What the exercise asks —
Extract the lines that hold the string "selected".
---------- Dataset ----------
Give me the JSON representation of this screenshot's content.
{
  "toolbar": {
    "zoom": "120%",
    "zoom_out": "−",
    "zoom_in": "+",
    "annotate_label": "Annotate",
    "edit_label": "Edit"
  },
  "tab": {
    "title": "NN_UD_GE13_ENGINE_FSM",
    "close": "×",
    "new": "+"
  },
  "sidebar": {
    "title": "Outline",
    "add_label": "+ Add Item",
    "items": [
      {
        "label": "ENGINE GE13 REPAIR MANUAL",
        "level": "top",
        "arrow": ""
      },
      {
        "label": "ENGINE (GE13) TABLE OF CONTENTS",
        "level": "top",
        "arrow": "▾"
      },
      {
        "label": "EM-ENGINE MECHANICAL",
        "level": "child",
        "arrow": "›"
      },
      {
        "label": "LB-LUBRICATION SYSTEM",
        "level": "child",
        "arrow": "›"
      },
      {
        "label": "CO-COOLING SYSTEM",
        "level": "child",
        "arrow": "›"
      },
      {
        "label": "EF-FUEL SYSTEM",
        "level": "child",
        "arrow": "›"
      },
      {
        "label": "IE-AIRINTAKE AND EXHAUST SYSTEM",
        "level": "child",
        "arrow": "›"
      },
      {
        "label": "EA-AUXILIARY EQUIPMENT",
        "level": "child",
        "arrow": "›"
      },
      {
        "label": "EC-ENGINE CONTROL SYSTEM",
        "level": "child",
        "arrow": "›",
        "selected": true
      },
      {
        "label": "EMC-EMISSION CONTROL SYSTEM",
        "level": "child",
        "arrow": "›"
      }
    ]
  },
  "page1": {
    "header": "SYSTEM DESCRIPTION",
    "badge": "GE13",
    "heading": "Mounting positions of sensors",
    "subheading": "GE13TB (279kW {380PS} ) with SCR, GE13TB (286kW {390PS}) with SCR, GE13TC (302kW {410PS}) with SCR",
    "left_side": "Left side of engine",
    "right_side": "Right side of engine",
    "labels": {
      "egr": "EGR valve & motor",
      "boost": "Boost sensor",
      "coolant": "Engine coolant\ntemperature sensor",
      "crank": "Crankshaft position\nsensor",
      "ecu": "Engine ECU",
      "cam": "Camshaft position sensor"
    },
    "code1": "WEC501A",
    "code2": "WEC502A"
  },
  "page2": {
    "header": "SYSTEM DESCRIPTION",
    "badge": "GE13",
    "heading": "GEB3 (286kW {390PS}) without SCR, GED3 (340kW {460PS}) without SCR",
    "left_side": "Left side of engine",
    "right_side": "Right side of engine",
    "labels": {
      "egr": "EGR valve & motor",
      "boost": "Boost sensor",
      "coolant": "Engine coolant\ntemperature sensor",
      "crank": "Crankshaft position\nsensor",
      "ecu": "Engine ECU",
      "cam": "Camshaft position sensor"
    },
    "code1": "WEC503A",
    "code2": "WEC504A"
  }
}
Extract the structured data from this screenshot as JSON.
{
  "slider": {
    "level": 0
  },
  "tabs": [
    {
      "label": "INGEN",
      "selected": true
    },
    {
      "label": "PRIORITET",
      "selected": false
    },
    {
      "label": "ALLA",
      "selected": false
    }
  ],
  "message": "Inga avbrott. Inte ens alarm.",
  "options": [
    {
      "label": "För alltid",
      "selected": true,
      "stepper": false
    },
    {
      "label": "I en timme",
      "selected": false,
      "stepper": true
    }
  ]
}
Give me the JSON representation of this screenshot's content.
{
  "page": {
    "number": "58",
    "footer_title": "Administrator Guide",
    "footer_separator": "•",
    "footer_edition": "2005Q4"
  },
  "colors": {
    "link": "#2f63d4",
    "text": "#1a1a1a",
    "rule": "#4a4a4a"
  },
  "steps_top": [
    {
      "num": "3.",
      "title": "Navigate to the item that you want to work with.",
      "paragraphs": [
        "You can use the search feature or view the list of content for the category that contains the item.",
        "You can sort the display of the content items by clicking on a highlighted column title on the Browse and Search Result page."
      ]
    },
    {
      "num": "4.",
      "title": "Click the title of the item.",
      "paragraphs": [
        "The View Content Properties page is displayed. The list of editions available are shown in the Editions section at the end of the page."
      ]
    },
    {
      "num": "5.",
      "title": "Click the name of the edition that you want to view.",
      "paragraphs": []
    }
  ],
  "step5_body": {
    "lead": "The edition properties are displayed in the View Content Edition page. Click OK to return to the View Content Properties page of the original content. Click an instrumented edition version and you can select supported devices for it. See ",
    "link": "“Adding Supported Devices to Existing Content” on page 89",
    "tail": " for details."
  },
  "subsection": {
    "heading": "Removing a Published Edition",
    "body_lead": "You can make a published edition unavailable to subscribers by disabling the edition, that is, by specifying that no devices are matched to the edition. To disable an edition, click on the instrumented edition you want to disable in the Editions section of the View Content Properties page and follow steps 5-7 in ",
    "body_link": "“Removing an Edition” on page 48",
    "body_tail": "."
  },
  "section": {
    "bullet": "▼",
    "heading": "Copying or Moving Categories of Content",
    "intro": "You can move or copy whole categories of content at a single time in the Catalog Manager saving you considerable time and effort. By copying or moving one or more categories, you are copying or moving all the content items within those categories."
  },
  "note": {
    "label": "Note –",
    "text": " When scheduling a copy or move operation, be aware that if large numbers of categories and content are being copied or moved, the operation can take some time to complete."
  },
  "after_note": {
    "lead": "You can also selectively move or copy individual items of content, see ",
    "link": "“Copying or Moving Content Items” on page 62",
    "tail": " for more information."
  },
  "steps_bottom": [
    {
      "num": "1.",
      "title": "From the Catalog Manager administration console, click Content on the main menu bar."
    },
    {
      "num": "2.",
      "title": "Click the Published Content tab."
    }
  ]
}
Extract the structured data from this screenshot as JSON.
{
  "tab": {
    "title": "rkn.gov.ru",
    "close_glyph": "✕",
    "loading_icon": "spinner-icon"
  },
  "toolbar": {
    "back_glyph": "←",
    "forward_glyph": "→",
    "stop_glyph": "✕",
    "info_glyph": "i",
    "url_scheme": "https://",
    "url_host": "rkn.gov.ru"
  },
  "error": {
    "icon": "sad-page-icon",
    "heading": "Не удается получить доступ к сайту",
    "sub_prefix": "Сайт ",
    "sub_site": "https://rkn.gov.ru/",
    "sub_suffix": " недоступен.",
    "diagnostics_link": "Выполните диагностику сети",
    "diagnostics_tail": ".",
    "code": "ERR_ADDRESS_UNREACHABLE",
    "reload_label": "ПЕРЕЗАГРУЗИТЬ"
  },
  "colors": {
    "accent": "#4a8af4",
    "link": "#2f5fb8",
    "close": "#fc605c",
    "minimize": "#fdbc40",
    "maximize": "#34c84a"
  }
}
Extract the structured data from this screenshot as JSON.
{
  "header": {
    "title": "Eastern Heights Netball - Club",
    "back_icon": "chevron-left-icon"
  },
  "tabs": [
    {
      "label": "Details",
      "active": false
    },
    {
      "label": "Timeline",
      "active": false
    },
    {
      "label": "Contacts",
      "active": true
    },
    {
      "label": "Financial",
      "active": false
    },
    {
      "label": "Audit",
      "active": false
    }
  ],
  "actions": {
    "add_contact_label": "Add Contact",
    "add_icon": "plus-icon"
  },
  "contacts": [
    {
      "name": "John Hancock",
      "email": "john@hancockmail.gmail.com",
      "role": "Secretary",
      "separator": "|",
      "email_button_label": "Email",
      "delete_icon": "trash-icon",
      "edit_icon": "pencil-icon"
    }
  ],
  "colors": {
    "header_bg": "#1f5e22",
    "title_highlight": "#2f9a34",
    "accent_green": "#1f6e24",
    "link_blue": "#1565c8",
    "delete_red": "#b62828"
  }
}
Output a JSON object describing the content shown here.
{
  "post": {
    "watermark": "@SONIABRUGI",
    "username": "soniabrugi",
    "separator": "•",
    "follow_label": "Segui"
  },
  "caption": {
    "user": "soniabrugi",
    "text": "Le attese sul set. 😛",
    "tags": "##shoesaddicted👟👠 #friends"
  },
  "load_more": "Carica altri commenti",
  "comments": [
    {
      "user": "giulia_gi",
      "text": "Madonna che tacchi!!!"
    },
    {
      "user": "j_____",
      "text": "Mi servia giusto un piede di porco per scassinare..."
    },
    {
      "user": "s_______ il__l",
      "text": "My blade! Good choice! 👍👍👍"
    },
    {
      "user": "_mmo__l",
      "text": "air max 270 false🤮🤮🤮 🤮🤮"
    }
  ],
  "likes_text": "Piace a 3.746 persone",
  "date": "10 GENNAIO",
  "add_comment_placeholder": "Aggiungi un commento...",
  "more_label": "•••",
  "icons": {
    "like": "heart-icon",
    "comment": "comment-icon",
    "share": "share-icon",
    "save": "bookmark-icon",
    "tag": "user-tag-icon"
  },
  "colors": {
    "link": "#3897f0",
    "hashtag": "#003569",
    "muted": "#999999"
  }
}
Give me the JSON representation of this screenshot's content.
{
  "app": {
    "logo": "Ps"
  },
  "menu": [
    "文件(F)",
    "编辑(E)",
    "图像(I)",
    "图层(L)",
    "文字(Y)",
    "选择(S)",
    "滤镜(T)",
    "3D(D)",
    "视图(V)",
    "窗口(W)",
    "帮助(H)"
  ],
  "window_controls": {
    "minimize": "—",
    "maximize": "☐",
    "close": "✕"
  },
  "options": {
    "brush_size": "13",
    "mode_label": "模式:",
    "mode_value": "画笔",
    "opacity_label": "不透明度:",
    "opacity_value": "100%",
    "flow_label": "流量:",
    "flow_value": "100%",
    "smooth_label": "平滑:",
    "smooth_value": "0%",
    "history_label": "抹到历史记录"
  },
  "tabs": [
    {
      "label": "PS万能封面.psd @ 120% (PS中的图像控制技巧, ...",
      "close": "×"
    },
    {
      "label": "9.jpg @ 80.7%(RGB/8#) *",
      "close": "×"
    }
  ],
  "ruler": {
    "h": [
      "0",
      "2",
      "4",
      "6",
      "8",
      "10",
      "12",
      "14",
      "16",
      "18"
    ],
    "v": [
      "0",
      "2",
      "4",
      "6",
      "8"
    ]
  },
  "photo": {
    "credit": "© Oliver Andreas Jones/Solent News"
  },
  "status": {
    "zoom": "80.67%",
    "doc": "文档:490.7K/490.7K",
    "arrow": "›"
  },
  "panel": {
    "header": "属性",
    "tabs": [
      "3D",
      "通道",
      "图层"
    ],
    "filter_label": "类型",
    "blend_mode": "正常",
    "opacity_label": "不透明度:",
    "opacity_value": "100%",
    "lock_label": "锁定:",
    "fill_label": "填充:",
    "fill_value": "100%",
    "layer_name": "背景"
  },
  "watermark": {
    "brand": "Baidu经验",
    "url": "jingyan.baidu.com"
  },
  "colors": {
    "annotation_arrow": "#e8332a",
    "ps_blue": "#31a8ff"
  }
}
----------
Reply —
        "selected": true
      "selected": true
      "selected": false
      "selected": false
      "selected": true,
      "selected": false,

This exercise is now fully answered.